[Start]
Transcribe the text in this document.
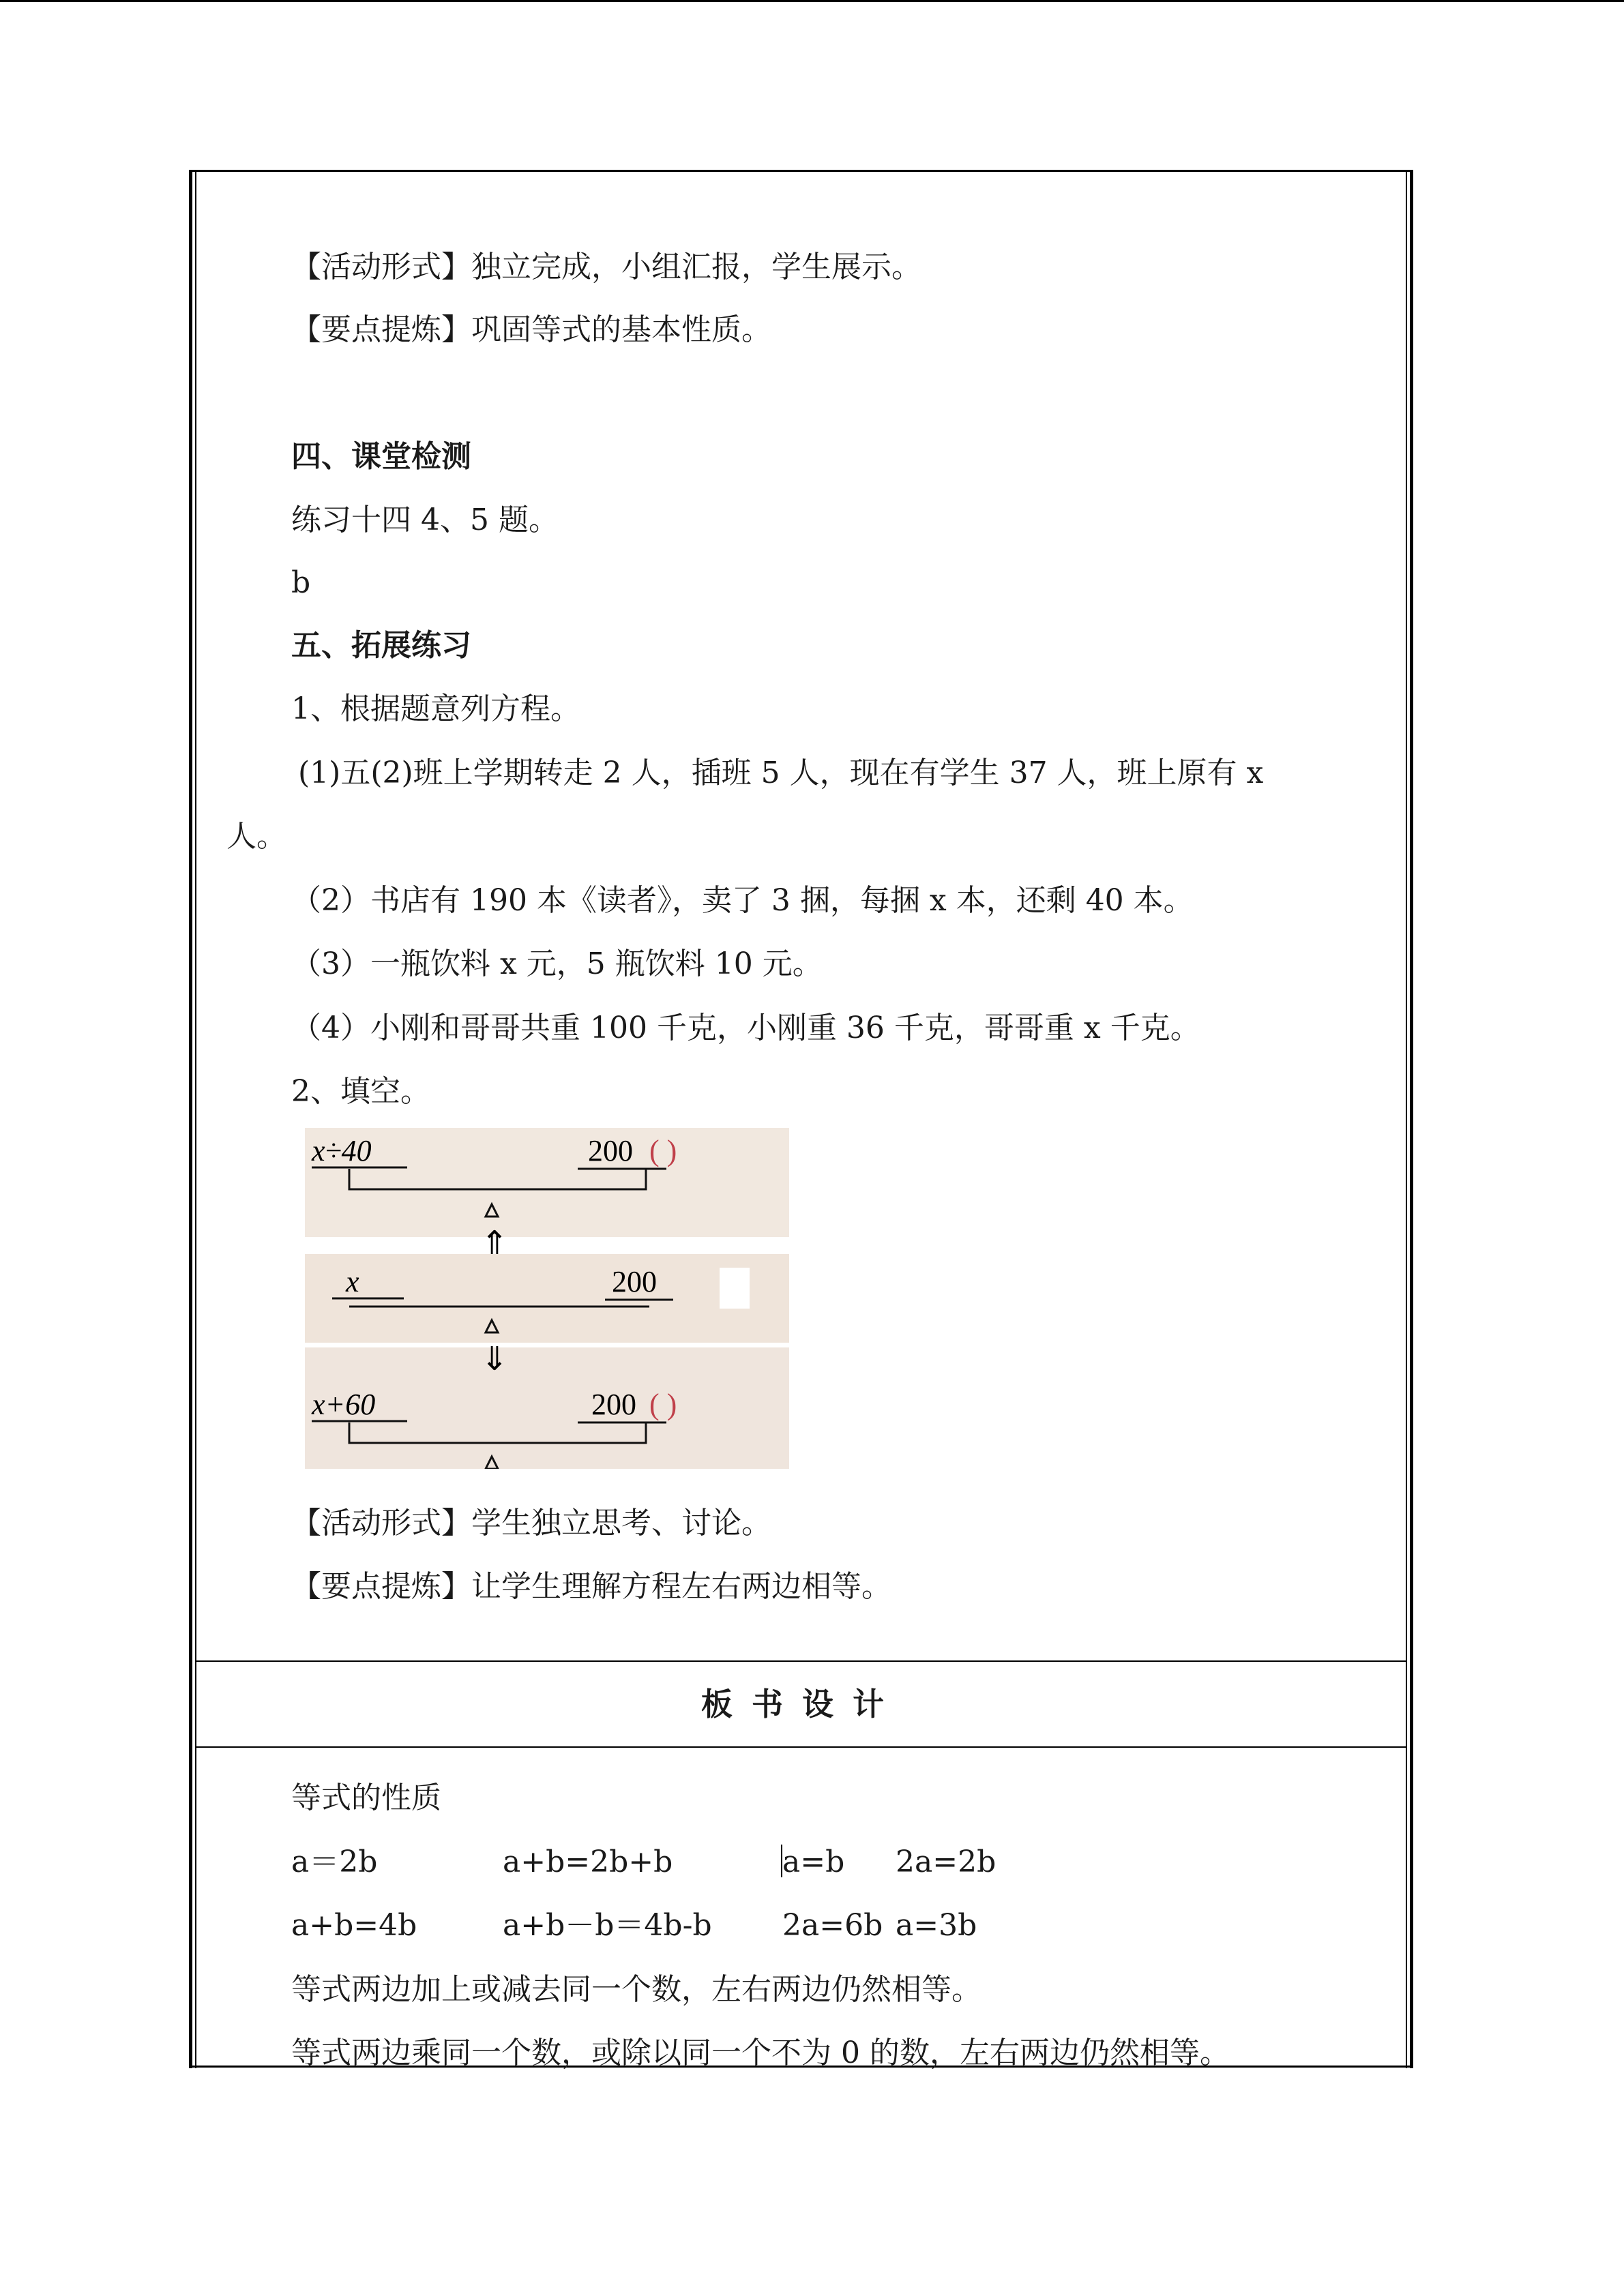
【活动形式】独立完成，小组汇报，学生展示。
【要点提炼】巩固等式的基本性质。
四、课堂检测
练习十四 4、5 题。
b
五、拓展练习
1、根据题意列方程。
(1)五(2)班上学期转走 2 人，插班 5 人，现在有学生 37 人，班上原有 x
人。
（2）书店有 190 本《读者》，卖了 3 捆，每捆 x 本，还剩 40 本。
（3）一瓶饮料 x 元，5 瓶饮料 10 元。
（4）小刚和哥哥共重 100 千克，小刚重 36 千克，哥哥重 x 千克。
2、填空。
x÷40	200 ( )
⇑
x	200
⇓
x+60	200 ( )
【活动形式】学生独立思考、讨论。
【要点提炼】让学生理解方程左右两边相等。
板书设计
等式的性质
a＝2b	a+b=2b+b	a=b 2a=2b
a+b=4b	a+b－b＝4b-b 2a=6b a=3b
等式两边加上或减去同一个数，左右两边仍然相等。
等式两边乘同一个数，或除以同一个不为 0 的数，左右两边仍然相等。
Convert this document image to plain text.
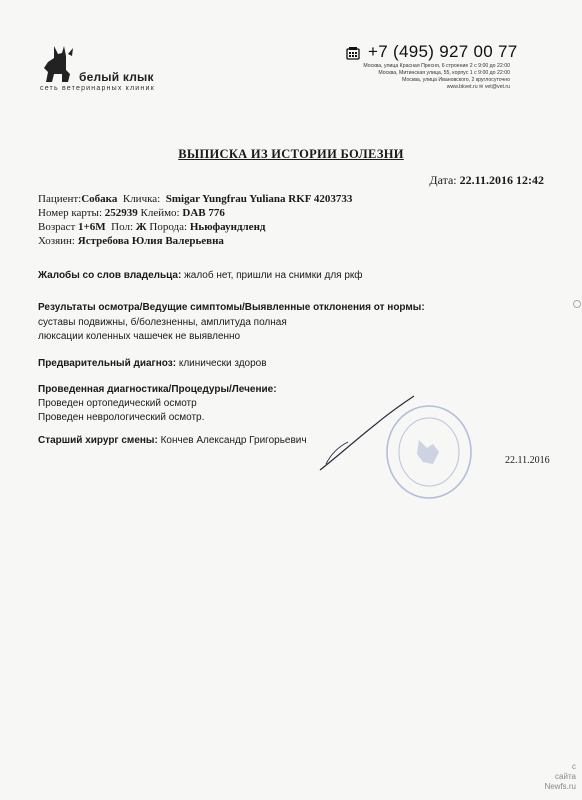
белый клык
сеть ветеринарных клиник
+7 (495) 927 00 77
Москва, улица Красная Пресня, 6 строение 2 с 9:00 до 22:00
Москва, Митинская улица, 55, корпус 1 с 9:00 до 22:00
Москва, улица Ивановского, 2 круглосуточно
www.bkvet.ru ✉ vet@vet.ru
ВЫПИСКА ИЗ ИСТОРИИ БОЛЕЗНИ
Дата: 22.11.2016 12:42
Пациент:Собака Кличка: Smigar Yungfrau Yuliana RKF 4203733
Номер карты: 252939 Клеймо: DAB 776
Возраст 1+6M Пол: Ж Порода: Ньюфаундленд
Хозяин: Ястребова Юлия Валерьевна
Жалобы со слов владельца: жалоб нет, пришли на снимки для ркф
Результаты осмотра/Ведущие симптомы/Выявленные отклонения от нормы:
суставы подвижны, б/болезненны, амплитуда полная
люксации коленных чашечек не выявленно
Предварительный диагноз: клинически здоров
Проведенная диагностика/Процедуры/Лечение:
Проведен ортопедический осмотр
Проведен неврологический осмотр.
Старший хирург смены: Кончев Александр Григорьевич
22.11.2016
c
сайта
Newfs.ru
[End]
Locate and copy each line in the data above that includes the word "this".

== ANSWER ==
Transcribe the text in this document.
Convert this document image to plain text.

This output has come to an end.